▶ **SET EXERCISE**: Copy out every line of the data exactly.

▶ **INFORMATION SHOWN**:
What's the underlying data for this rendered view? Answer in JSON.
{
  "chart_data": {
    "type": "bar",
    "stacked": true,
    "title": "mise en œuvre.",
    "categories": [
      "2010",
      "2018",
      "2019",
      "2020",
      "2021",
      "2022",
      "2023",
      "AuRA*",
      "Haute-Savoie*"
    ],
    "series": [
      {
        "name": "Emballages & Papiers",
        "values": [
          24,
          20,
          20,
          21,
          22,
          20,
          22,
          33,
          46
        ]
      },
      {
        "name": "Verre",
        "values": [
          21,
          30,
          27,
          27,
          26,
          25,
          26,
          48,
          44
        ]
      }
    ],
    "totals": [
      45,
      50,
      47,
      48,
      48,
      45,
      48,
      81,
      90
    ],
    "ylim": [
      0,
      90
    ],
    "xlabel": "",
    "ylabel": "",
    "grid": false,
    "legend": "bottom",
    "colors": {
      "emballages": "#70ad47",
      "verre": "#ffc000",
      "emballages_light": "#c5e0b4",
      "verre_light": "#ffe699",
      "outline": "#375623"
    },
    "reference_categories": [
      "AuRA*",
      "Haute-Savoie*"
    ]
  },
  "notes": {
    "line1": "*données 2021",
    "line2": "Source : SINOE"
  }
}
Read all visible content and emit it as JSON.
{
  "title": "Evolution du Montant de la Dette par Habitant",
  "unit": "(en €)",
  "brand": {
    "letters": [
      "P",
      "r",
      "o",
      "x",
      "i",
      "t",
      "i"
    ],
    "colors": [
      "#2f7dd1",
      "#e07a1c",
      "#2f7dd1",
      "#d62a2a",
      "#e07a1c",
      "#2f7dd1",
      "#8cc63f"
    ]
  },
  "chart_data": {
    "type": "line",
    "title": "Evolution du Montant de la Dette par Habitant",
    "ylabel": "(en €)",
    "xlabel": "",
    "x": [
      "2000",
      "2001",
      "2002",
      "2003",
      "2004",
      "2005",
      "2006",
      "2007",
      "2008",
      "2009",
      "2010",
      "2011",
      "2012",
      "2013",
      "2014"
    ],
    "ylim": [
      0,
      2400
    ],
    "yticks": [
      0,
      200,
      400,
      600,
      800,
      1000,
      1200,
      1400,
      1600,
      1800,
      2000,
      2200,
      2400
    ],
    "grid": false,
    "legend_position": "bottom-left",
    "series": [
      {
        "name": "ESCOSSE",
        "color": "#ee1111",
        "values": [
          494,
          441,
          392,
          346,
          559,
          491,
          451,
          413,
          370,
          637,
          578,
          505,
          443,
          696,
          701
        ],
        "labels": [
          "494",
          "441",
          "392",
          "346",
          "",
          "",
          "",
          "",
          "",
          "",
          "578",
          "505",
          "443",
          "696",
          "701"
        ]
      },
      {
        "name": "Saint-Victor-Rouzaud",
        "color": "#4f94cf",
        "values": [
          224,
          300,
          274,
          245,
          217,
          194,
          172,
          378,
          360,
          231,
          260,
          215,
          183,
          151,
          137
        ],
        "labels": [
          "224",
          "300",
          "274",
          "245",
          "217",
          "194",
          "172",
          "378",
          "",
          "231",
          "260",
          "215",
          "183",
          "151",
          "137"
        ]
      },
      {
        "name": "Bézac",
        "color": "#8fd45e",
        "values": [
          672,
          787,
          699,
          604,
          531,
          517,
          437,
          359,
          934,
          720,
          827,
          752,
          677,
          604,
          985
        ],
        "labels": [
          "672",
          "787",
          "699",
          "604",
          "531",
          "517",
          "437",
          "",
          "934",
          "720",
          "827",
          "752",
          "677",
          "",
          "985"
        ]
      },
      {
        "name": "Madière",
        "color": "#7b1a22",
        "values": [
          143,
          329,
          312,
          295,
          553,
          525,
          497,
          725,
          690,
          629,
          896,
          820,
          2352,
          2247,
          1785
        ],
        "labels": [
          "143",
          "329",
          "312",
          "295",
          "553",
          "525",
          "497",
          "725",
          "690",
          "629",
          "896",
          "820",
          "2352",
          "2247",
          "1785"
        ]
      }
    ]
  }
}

▶ **IN RESPONSE**:
What's the underlying data for this rendered view? Answer in JSON.
{
  "chart_data": {
    "type": "bar",
    "stacked": true,
    "title": "mise en œuvre.",
    "categories": [
      "2010",
      "2018",
      "2019",
      "2020",
      "2021",
      "2022",
      "2023",
      "AuRA*",
      "Haute-Savoie*"
    ],
    "series": [
      {
        "name": "Emballages & Papiers",
        "values": [
          24,
          20,
          20,
          21,
          22,
          20,
          22,
          33,
          46
        ]
      },
      {
        "name": "Verre",
        "values": [
          21,
          30,
          27,
          27,
          26,
          25,
          26,
          48,
          44
        ]
      }
    ],
    "totals": [
      45,
      50,
      47,
      48,
      48,
      45,
      48,
      81,
      90
    ],
    "ylim": [
      0,
      90
    ],
    "xlabel": "",
    "ylabel": "",
    "grid": false,
    "legend": "bottom",
    "colors": {
      "emballages": "#70ad47",
      "verre": "#ffc000",
      "emballages_light": "#c5e0b4",
      "verre_light": "#ffe699",
      "outline": "#375623"
    },
    "reference_categories": [
      "AuRA*",
      "Haute-Savoie*"
    ]
  },
  "notes": {
    "line1": "*données 2021",
    "line2": "Source : SINOE"
  }
}
Read all visible content and emit it as JSON.
{
  "title": "Evolution du Montant de la Dette par Habitant",
  "unit": "(en €)",
  "brand": {
    "letters": [
      "P",
      "r",
      "o",
      "x",
      "i",
      "t",
      "i"
    ],
    "colors": [
      "#2f7dd1",
      "#e07a1c",
      "#2f7dd1",
      "#d62a2a",
      "#e07a1c",
      "#2f7dd1",
      "#8cc63f"
    ]
  },
  "chart_data": {
    "type": "line",
    "title": "Evolution du Montant de la Dette par Habitant",
    "ylabel": "(en €)",
    "xlabel": "",
    "x": [
      "2000",
      "2001",
      "2002",
      "2003",
      "2004",
      "2005",
      "2006",
      "2007",
      "2008",
      "2009",
      "2010",
      "2011",
      "2012",
      "2013",
      "2014"
    ],
    "ylim": [
      0,
      2400
    ],
    "yticks": [
      0,
      200,
      400,
      600,
      800,
      1000,
      1200,
      1400,
      1600,
      1800,
      2000,
      2200,
      2400
    ],
    "grid": false,
    "legend_position": "bottom-left",
    "series": [
      {
        "name": "ESCOSSE",
        "color": "#ee1111",
        "values": [
          494,
          441,
          392,
          346,
          559,
          491,
          451,
          413,
          370,
          637,
          578,
          505,
          443,
          696,
          701
        ],
        "labels": [
          "494",
          "441",
          "392",
          "346",
          "",
          "",
          "",
          "",
          "",
          "",
          "578",
          "505",
          "443",
          "696",
          "701"
        ]
      },
      {
        "name": "Saint-Victor-Rouzaud",
        "color": "#4f94cf",
        "values": [
          224,
          300,
          274,
          245,
          217,
          194,
          172,
          378,
          360,
          231,
          260,
          215,
          183,
          151,
          137
        ],
        "labels": [
          "224",
          "300",
          "274",
          "245",
          "217",
          "194",
          "172",
          "378",
          "",
          "231",
          "260",
          "215",
          "183",
          "151",
          "137"
        ]
      },
      {
        "name": "Bézac",
        "color": "#8fd45e",
        "values": [
          672,
          787,
          699,
          604,
          531,
          517,
          437,
          359,
          934,
          720,
          827,
          752,
          677,
          604,
          985
        ],
        "labels": [
          "672",
          "787",
          "699",
          "604",
          "531",
          "517",
          "437",
          "",
          "934",
          "720",
          "827",
          "752",
          "677",
          "",
          "985"
        ]
      },
      {
        "name": "Madière",
        "color": "#7b1a22",
        "values": [
          143,
          329,
          312,
          295,
          553,
          525,
          497,
          725,
          690,
          629,
          896,
          820,
          2352,
          2247,
          1785
        ],
        "labels": [
          "143",
          "329",
          "312",
          "295",
          "553",
          "525",
          "497",
          "725",
          "690",
          "629",
          "896",
          "820",
          "2352",
          "2247",
          "1785"
        ]
      }
    ]
  }
}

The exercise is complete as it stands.